OBJECTIVE: Output all of the data below exactly as given.

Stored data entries
** start **

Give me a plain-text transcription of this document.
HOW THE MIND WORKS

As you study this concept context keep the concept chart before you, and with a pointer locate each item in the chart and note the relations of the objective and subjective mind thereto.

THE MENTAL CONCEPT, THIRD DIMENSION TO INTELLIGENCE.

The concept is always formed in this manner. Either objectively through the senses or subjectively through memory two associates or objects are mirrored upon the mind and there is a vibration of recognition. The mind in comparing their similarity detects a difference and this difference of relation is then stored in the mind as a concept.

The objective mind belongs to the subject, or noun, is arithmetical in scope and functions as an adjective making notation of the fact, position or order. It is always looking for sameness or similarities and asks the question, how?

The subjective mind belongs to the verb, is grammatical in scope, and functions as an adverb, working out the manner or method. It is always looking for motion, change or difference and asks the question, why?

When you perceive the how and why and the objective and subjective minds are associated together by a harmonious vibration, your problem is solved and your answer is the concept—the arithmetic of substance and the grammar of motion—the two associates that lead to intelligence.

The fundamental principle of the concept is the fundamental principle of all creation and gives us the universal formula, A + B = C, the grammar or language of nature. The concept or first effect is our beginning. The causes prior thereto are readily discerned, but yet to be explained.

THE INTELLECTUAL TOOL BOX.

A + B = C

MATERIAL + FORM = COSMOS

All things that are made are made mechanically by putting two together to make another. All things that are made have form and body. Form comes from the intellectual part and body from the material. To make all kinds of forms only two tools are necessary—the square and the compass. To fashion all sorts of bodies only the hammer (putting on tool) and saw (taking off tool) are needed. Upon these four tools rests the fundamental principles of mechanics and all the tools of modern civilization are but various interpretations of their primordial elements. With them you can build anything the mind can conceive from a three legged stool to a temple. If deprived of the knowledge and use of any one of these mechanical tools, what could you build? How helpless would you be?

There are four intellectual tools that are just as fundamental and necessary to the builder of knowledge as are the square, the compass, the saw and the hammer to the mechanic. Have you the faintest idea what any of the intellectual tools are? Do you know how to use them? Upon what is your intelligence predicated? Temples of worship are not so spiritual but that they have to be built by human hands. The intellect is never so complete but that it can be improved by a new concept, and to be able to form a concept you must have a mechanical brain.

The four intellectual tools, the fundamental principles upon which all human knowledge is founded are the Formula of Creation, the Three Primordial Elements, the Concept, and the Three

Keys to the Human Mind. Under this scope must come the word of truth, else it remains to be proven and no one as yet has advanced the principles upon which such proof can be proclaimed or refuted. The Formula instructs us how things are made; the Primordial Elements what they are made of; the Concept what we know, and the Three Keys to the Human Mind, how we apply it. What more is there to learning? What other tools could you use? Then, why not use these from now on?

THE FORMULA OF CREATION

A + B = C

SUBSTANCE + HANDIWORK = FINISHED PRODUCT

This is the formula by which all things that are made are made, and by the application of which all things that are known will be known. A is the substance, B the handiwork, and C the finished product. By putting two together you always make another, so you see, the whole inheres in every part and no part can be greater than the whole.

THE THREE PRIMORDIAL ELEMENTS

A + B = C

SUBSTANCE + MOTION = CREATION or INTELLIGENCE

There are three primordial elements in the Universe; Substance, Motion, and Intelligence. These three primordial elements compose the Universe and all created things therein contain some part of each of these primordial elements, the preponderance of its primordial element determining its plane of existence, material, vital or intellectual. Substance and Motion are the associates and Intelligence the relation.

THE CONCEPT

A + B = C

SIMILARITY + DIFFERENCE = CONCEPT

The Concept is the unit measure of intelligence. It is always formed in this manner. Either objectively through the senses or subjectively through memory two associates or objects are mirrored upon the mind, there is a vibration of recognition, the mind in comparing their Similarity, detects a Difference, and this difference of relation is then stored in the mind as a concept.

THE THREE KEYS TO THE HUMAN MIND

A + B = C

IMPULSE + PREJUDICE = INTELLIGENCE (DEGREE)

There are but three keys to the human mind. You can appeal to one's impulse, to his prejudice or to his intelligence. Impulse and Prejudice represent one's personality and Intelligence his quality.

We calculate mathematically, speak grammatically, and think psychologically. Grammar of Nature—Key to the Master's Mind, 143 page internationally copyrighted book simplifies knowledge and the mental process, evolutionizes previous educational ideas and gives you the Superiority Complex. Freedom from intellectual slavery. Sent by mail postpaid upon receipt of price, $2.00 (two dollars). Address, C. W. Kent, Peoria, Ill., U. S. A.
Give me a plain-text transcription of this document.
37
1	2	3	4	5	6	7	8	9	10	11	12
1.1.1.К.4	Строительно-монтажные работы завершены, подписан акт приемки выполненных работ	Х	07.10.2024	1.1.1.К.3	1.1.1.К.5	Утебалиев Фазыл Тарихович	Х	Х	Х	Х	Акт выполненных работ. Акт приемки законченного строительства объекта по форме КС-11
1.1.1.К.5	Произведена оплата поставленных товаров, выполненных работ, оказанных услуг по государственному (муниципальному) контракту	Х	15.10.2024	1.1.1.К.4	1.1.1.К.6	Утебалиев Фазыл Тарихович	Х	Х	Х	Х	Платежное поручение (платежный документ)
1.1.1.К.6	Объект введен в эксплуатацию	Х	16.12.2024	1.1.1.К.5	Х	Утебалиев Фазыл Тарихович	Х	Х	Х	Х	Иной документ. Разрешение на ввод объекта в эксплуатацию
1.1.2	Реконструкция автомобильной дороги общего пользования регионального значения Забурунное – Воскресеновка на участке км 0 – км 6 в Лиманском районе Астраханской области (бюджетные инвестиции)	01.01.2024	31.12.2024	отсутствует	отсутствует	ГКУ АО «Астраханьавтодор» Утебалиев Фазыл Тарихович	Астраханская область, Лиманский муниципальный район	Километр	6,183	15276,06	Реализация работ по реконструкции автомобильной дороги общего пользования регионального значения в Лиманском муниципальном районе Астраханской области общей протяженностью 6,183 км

** end **

TASK OUTPUT:
Give me a plain-text transcription of this document.
HOW THE MIND WORKS

As you study this concept context keep the concept chart before you, and with a pointer locate each item in the chart and note the relations of the objective and subjective mind thereto.

THE MENTAL CONCEPT, THIRD DIMENSION TO INTELLIGENCE.

The concept is always formed in this manner. Either objectively through the senses or subjectively through memory two associates or objects are mirrored upon the mind and there is a vibration of recognition. The mind in comparing their similarity detects a difference and this difference of relation is then stored in the mind as a concept.

The objective mind belongs to the subject, or noun, is arithmetical in scope and functions as an adjective making notation of the fact, position or order. It is always looking for sameness or similarities and asks the question, how?

The subjective mind belongs to the verb, is grammatical in scope, and functions as an adverb, working out the manner or method. It is always looking for motion, change or difference and asks the question, why?

When you perceive the how and why and the objective and subjective minds are associated together by a harmonious vibration, your problem is solved and your answer is the concept—the arithmetic of substance and the grammar of motion—the two associates that lead to intelligence.

The fundamental principle of the concept is the fundamental principle of all creation and gives us the universal formula, A + B = C, the grammar or language of nature. The concept or first effect is our beginning. The causes prior thereto are readily discerned, but yet to be explained.

THE INTELLECTUAL TOOL BOX.

A + B = C

MATERIAL + FORM = COSMOS

All things that are made are made mechanically by putting two together to make another. All things that are made have form and body. Form comes from the intellectual part and body from the material. To make all kinds of forms only two tools are necessary—the square and the compass. To fashion all sorts of bodies only the hammer (putting on tool) and saw (taking off tool) are needed. Upon these four tools rests the fundamental principles of mechanics and all the tools of modern civilization are but various interpretations of their primordial elements. With them you can build anything the mind can conceive from a three legged stool to a temple. If deprived of the knowledge and use of any one of these mechanical tools, what could you build? How helpless would you be?

There are four intellectual tools that are just as fundamental and necessary to the builder of knowledge as are the square, the compass, the saw and the hammer to the mechanic. Have you the faintest idea what any of the intellectual tools are? Do you know how to use them? Upon what is your intelligence predicated? Temples of worship are not so spiritual but that they have to be built by human hands. The intellect is never so complete but that it can be improved by a new concept, and to be able to form a concept you must have a mechanical brain.

The four intellectual tools, the fundamental principles upon which all human knowledge is founded are the Formula of Creation, the Three Primordial Elements, the Concept, and the Three

Keys to the Human Mind. Under this scope must come the word of truth, else it remains to be proven and no one as yet has advanced the principles upon which such proof can be proclaimed or refuted. The Formula instructs us how things are made; the Primordial Elements what they are made of; the Concept what we know, and the Three Keys to the Human Mind, how we apply it. What more is there to learning? What other tools could you use? Then, why not use these from now on?

THE FORMULA OF CREATION

A + B = C

SUBSTANCE + HANDIWORK = FINISHED PRODUCT

This is the formula by which all things that are made are made, and by the application of which all things that are known will be known. A is the substance, B the handiwork, and C the finished product. By putting two together you always make another, so you see, the whole inheres in every part and no part can be greater than the whole.

THE THREE PRIMORDIAL ELEMENTS

A + B = C

SUBSTANCE + MOTION = CREATION or INTELLIGENCE

There are three primordial elements in the Universe; Substance, Motion, and Intelligence. These three primordial elements compose the Universe and all created things therein contain some part of each of these primordial elements, the preponderance of its primordial element determining its plane of existence, material, vital or intellectual. Substance and Motion are the associates and Intelligence the relation.

THE CONCEPT

A + B = C

SIMILARITY + DIFFERENCE = CONCEPT

The Concept is the unit measure of intelligence. It is always formed in this manner. Either objectively through the senses or subjectively through memory two associates or objects are mirrored upon the mind, there is a vibration of recognition, the mind in comparing their Similarity, detects a Difference, and this difference of relation is then stored in the mind as a concept.

THE THREE KEYS TO THE HUMAN MIND

A + B = C

IMPULSE + PREJUDICE = INTELLIGENCE (DEGREE)

There are but three keys to the human mind. You can appeal to one's impulse, to his prejudice or to his intelligence. Impulse and Prejudice represent one's personality and Intelligence his quality.

We calculate mathematically, speak grammatically, and think psychologically. Grammar of Nature—Key to the Master's Mind, 143 page internationally copyrighted book simplifies knowledge and the mental process, evolutionizes previous educational ideas and gives you the Superiority Complex. Freedom from intellectual slavery. Sent by mail postpaid upon receipt of price, $2.00 (two dollars). Address, C. W. Kent, Peoria, Ill., U. S. A.
Give me a plain-text transcription of this document.
37
1	2	3	4	5	6	7	8	9	10	11	12
1.1.1.К.4	Строительно-монтажные работы завершены, подписан акт приемки выполненных работ	Х	07.10.2024	1.1.1.К.3	1.1.1.К.5	Утебалиев Фазыл Тарихович	Х	Х	Х	Х	Акт выполненных работ. Акт приемки законченного строительства объекта по форме КС-11
1.1.1.К.5	Произведена оплата поставленных товаров, выполненных работ, оказанных услуг по государственному (муниципальному) контракту	Х	15.10.2024	1.1.1.К.4	1.1.1.К.6	Утебалиев Фазыл Тарихович	Х	Х	Х	Х	Платежное поручение (платежный документ)
1.1.1.К.6	Объект введен в эксплуатацию	Х	16.12.2024	1.1.1.К.5	Х	Утебалиев Фазыл Тарихович	Х	Х	Х	Х	Иной документ. Разрешение на ввод объекта в эксплуатацию
1.1.2	Реконструкция автомобильной дороги общего пользования регионального значения Забурунное – Воскресеновка на участке км 0 – км 6 в Лиманском районе Астраханской области (бюджетные инвестиции)	01.01.2024	31.12.2024	отсутствует	отсутствует	ГКУ АО «Астраханьавтодор» Утебалиев Фазыл Тарихович	Астраханская область, Лиманский муниципальный район	Километр	6,183	15276,06	Реализация работ по реконструкции автомобильной дороги общего пользования регионального значения в Лиманском муниципальном районе Астраханской области общей протяженностью 6,183 км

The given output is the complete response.